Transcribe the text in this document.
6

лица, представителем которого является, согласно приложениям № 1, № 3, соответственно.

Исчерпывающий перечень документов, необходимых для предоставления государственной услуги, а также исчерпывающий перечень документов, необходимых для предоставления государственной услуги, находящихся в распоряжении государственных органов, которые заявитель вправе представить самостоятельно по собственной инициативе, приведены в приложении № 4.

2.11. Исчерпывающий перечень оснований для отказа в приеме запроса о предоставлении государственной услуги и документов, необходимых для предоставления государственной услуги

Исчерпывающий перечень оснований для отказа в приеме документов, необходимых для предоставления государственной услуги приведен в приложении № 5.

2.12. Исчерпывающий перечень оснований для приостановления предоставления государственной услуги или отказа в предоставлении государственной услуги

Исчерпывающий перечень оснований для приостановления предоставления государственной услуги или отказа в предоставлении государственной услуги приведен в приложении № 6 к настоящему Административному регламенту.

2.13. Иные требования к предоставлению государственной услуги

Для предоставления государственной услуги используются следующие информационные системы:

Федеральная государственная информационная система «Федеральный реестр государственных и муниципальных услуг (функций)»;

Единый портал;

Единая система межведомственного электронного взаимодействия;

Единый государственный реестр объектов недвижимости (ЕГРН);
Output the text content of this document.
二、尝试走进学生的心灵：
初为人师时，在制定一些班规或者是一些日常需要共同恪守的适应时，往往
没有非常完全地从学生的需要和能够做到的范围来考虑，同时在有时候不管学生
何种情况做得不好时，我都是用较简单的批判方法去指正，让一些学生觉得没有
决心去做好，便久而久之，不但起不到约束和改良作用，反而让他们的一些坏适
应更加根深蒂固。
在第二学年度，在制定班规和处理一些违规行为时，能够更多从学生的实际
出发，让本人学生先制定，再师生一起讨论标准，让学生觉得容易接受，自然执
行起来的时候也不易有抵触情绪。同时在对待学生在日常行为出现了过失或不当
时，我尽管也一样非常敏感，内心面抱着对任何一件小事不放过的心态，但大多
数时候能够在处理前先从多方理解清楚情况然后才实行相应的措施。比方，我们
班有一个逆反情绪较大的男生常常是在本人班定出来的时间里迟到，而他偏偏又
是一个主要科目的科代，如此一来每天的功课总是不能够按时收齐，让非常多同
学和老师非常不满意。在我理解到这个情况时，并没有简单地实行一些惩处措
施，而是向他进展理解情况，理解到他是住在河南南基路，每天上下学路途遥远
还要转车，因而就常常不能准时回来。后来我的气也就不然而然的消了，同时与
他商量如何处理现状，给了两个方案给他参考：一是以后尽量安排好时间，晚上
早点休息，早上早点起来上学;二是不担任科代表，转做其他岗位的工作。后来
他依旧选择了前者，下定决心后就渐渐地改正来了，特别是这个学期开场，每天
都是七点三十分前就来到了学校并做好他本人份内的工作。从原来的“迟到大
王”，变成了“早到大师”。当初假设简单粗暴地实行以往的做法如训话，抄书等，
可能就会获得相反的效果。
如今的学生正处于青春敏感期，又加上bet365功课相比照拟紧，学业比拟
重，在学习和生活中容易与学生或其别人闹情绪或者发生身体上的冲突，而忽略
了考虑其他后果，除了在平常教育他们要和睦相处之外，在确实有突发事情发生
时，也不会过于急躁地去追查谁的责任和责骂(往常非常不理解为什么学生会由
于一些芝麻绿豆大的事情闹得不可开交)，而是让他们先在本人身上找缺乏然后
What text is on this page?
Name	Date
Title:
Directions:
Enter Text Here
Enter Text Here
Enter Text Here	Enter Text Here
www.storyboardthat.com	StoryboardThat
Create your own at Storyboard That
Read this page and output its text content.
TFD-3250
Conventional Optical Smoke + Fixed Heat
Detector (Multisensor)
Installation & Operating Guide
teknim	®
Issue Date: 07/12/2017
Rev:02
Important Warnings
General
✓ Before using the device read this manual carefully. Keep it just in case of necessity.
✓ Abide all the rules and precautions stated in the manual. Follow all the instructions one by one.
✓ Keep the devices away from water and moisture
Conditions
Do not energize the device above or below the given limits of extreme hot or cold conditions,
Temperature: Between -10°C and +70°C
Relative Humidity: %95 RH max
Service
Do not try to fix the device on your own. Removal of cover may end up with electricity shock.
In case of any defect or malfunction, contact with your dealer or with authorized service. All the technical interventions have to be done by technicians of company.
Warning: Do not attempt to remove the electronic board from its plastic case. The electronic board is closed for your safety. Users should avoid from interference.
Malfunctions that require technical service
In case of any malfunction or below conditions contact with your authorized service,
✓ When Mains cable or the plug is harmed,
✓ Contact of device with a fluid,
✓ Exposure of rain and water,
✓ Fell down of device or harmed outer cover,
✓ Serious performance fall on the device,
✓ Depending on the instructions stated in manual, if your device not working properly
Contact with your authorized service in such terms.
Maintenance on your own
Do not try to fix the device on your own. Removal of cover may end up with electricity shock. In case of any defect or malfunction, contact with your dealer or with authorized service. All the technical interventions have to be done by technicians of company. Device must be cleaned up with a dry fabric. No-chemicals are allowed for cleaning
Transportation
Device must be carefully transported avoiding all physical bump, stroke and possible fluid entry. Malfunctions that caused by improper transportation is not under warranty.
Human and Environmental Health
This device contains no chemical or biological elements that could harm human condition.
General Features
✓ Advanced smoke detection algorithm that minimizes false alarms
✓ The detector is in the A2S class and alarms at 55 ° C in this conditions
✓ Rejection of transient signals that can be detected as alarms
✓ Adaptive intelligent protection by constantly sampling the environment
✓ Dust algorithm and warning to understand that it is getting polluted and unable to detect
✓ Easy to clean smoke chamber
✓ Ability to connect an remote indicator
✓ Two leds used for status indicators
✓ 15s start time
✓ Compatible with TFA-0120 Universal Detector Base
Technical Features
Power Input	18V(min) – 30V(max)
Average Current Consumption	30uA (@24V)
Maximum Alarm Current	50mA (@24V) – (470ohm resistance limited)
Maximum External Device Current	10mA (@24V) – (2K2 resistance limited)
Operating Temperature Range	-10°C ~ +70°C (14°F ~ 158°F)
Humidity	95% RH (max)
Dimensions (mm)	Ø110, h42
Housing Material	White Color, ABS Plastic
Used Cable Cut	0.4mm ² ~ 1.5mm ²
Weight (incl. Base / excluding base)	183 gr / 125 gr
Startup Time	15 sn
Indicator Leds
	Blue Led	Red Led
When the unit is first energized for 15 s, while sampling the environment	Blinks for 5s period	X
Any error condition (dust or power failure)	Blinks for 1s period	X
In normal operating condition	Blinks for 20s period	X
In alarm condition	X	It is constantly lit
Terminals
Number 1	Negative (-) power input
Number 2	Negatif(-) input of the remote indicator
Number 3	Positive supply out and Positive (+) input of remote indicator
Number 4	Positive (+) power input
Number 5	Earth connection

_ _ _

Show, from the listing above, each line that contains the word "Maximum".

Maximum Alarm Current	50mA (@24V) – (470ohm resistance limited)
Maximum External Device Current	10mA (@24V) – (2K2 resistance limited)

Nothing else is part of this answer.